* [Entries provided]:
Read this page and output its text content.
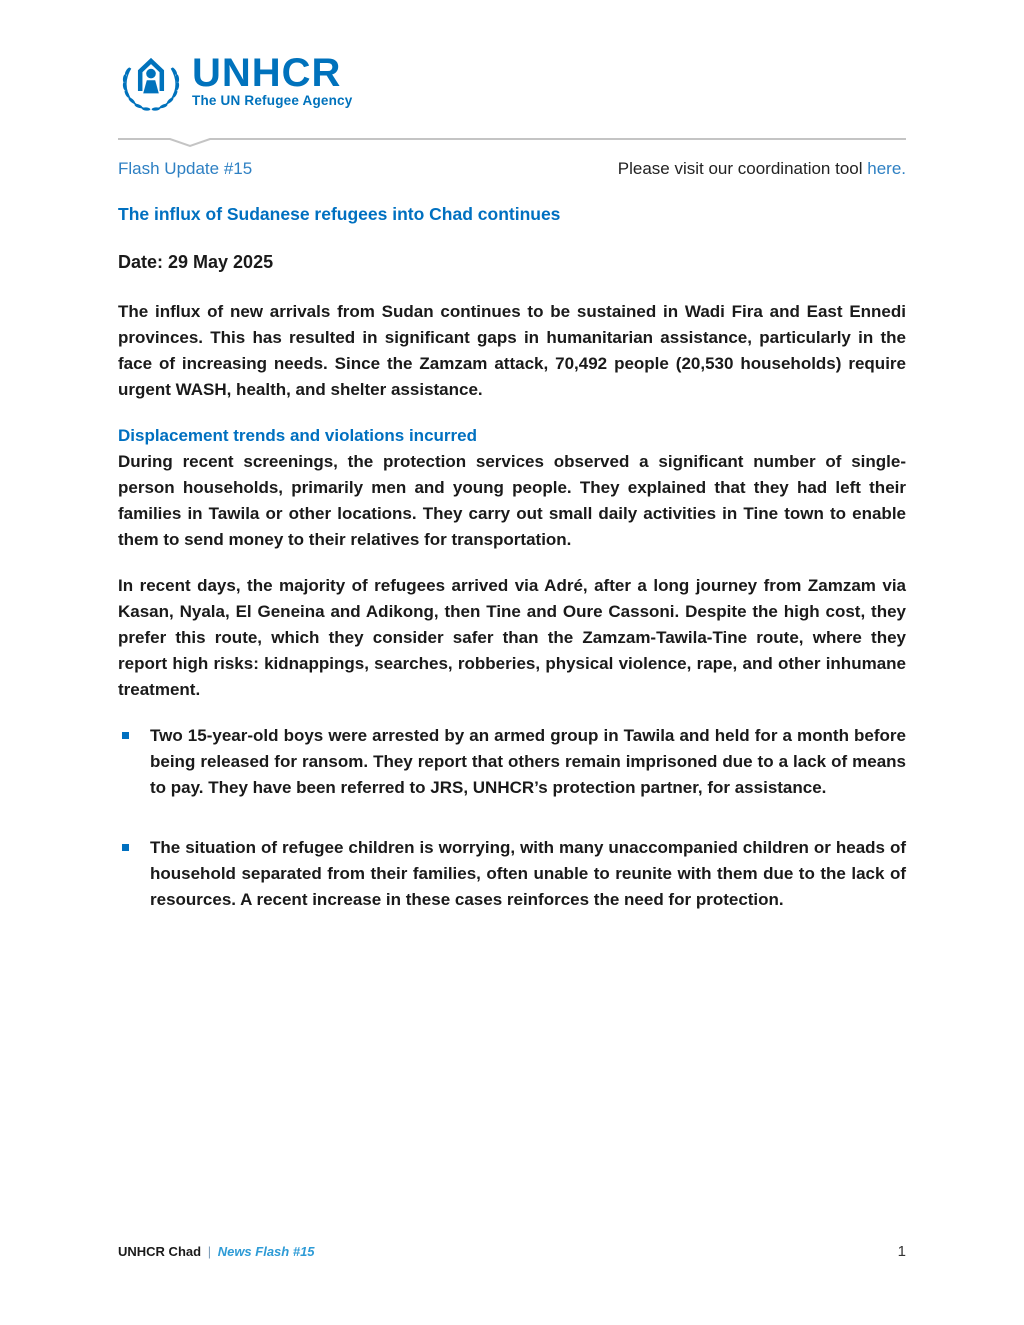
UNHCR
The UN Refugee Agency
Flash Update #15	Please visit our coordination tool here.
The influx of Sudanese refugees into Chad continues

Date: 29 May 2025

The influx of new arrivals from Sudan continues to be sustained in Wadi Fira and East Ennedi provinces. This has resulted in significant gaps in humanitarian assistance, particularly in the face of increasing needs. Since the Zamzam attack, 70,492 people (20,530 households) require urgent WASH, health, and shelter assistance.

Displacement trends and violations incurred

During recent screenings, the protection services observed a significant number of single-person households, primarily men and young people. They explained that they had left their families in Tawila or other locations. They carry out small daily activities in Tine town to enable them to send money to their relatives for transportation.

In recent days, the majority of refugees arrived via Adré, after a long journey from Zamzam via Kasan, Nyala, El Geneina and Adikong, then Tine and Oure Cassoni. Despite the high cost, they prefer this route, which they consider safer than the Zamzam-Tawila-Tine route, where they report high risks: kidnappings, searches, robberies, physical violence, rape, and other inhumane treatment.

Two 15-year-old boys were arrested by an armed group in Tawila and held for a month before being released for ransom. They report that others remain imprisoned due to a lack of means to pay. They have been referred to JRS, UNHCR’s protection partner, for assistance.
The situation of refugee children is worrying, with many unaccompanied children or heads of household separated from their families, often unable to reunite with them due to the lack of resources. A recent increase in these cases reinforces the need for protection.
UNHCR Chad | News Flash #15	1
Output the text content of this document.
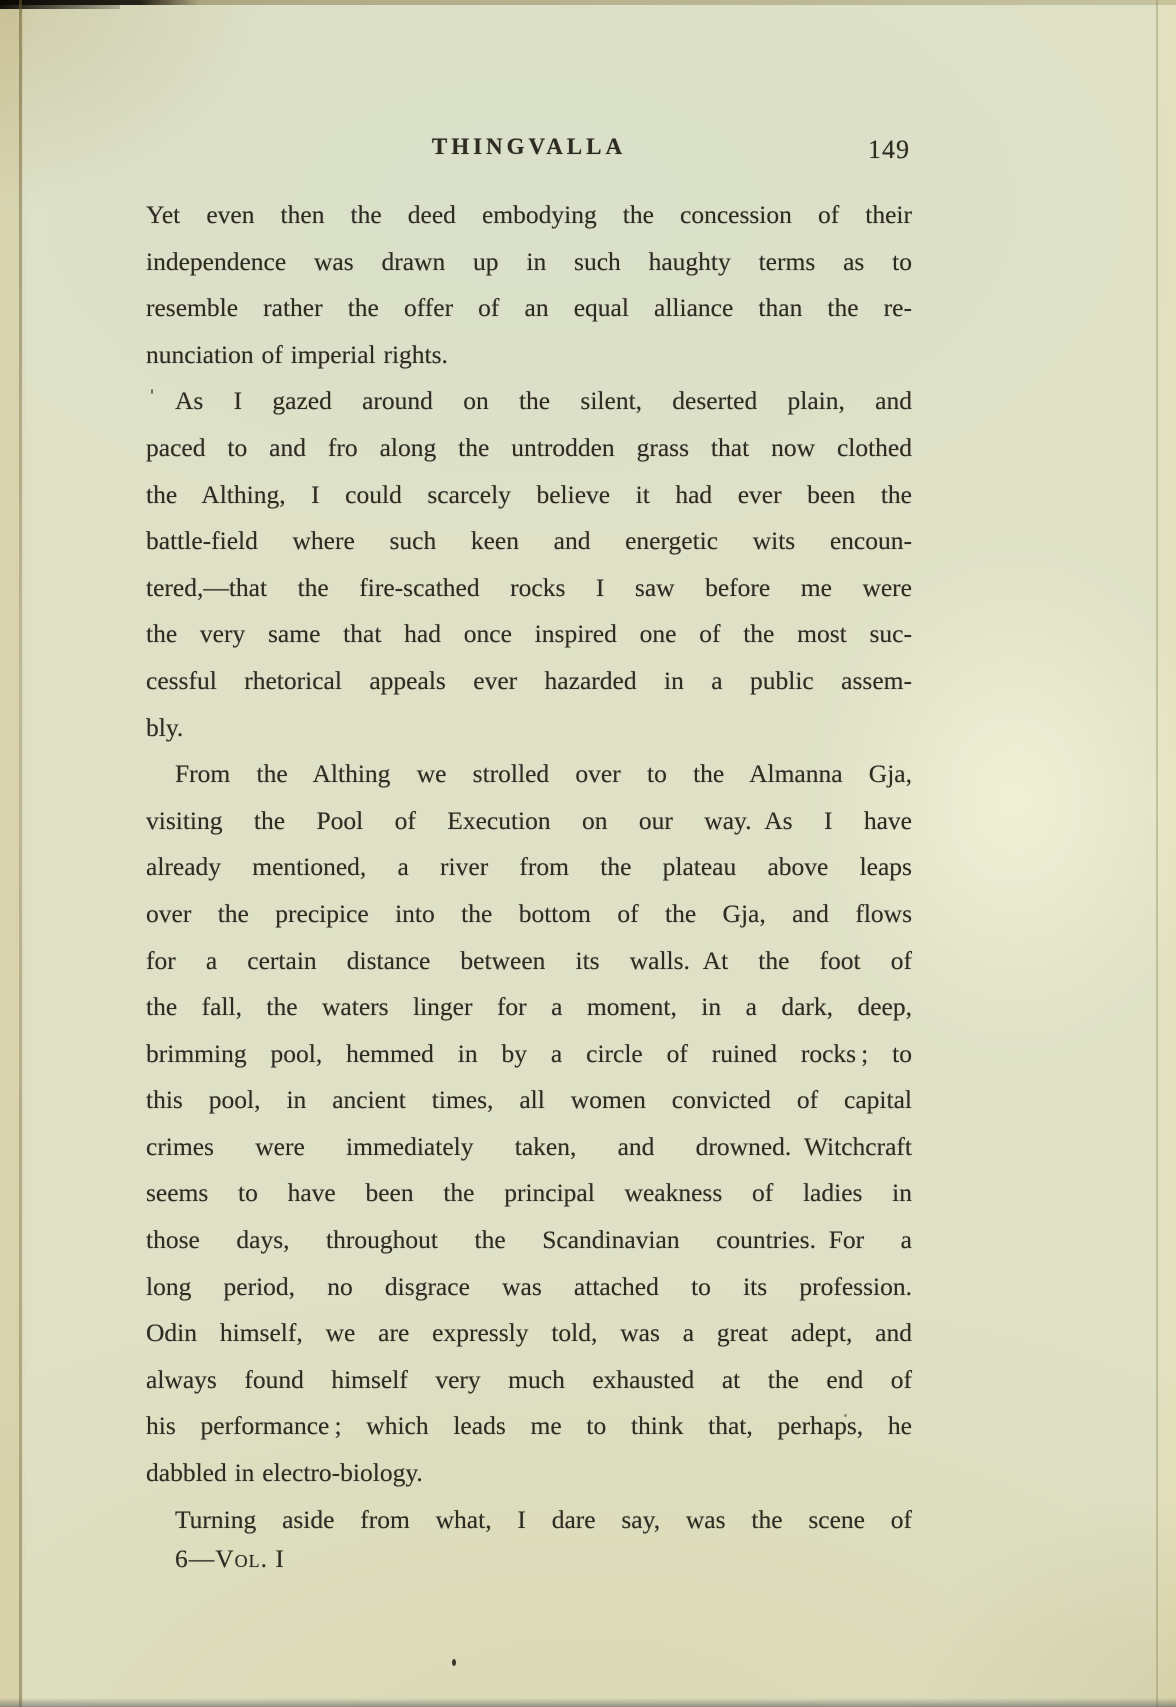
THINGVALLA	149
Yet even then the deed embodying the concession of their
independence was drawn up in such haughty terms as to
resemble rather the offer of an equal alliance than the re-
nunciation of imperial rights.
As I gazed around on the silent, deserted plain, and
paced to and fro along the untrodden grass that now clothed
the Althing, I could scarcely believe it had ever been the
battle-field where such keen and energetic wits encoun-
tered,—that the fire-scathed rocks I saw before me were
the very same that had once inspired one of the most suc-
cessful rhetorical appeals ever hazarded in a public assem-
bly.
From the Althing we strolled over to the Almanna Gja,
visiting the Pool of Execution on our way. As I have
already mentioned, a river from the plateau above leaps
over the precipice into the bottom of the Gja, and flows
for a certain distance between its walls. At the foot of
the fall, the waters linger for a moment, in a dark, deep,
brimming pool, hemmed in by a circle of ruined rocks ; to
this pool, in ancient times, all women convicted of capital
crimes were immediately taken, and drowned. Witchcraft
seems to have been the principal weakness of ladies in
those days, throughout the Scandinavian countries. For a
long period, no disgrace was attached to its profession.
Odin himself, we are expressly told, was a great adept, and
always found himself very much exhausted at the end of
his performance ; which leads me to think that, perhaps, he
dabbled in electro-biology.
Turning aside from what, I dare say, was the scene of
6—Vol. I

* [Written instruction]: Reproduce every record word for word. The copy must contain no pictures.

* [Response to this exercise]:
Read this page and output its text content.
UNHCR
The UN Refugee Agency
Flash Update #15	Please visit our coordination tool here.
The influx of Sudanese refugees into Chad continues

Date: 29 May 2025

The influx of new arrivals from Sudan continues to be sustained in Wadi Fira and East Ennedi provinces. This has resulted in significant gaps in humanitarian assistance, particularly in the face of increasing needs. Since the Zamzam attack, 70,492 people (20,530 households) require urgent WASH, health, and shelter assistance.

Displacement trends and violations incurred

During recent screenings, the protection services observed a significant number of single-person households, primarily men and young people. They explained that they had left their families in Tawila or other locations. They carry out small daily activities in Tine town to enable them to send money to their relatives for transportation.

In recent days, the majority of refugees arrived via Adré, after a long journey from Zamzam via Kasan, Nyala, El Geneina and Adikong, then Tine and Oure Cassoni. Despite the high cost, they prefer this route, which they consider safer than the Zamzam-Tawila-Tine route, where they report high risks: kidnappings, searches, robberies, physical violence, rape, and other inhumane treatment.

Two 15-year-old boys were arrested by an armed group in Tawila and held for a month before being released for ransom. They report that others remain imprisoned due to a lack of means to pay. They have been referred to JRS, UNHCR’s protection partner, for assistance.
The situation of refugee children is worrying, with many unaccompanied children or heads of household separated from their families, often unable to reunite with them due to the lack of resources. A recent increase in these cases reinforces the need for protection.
UNHCR Chad | News Flash #15	1
Output the text content of this document.
THINGVALLA	149
Yet even then the deed embodying the concession of their
independence was drawn up in such haughty terms as to
resemble rather the offer of an equal alliance than the re-
nunciation of imperial rights.
As I gazed around on the silent, deserted plain, and
paced to and fro along the untrodden grass that now clothed
the Althing, I could scarcely believe it had ever been the
battle-field where such keen and energetic wits encoun-
tered,—that the fire-scathed rocks I saw before me were
the very same that had once inspired one of the most suc-
cessful rhetorical appeals ever hazarded in a public assem-
bly.
From the Althing we strolled over to the Almanna Gja,
visiting the Pool of Execution on our way. As I have
already mentioned, a river from the plateau above leaps
over the precipice into the bottom of the Gja, and flows
for a certain distance between its walls. At the foot of
the fall, the waters linger for a moment, in a dark, deep,
brimming pool, hemmed in by a circle of ruined rocks ; to
this pool, in ancient times, all women convicted of capital
crimes were immediately taken, and drowned. Witchcraft
seems to have been the principal weakness of ladies in
those days, throughout the Scandinavian countries. For a
long period, no disgrace was attached to its profession.
Odin himself, we are expressly told, was a great adept, and
always found himself very much exhausted at the end of
his performance ; which leads me to think that, perhaps, he
dabbled in electro-biology.
Turning aside from what, I dare say, was the scene of
6—Vol. I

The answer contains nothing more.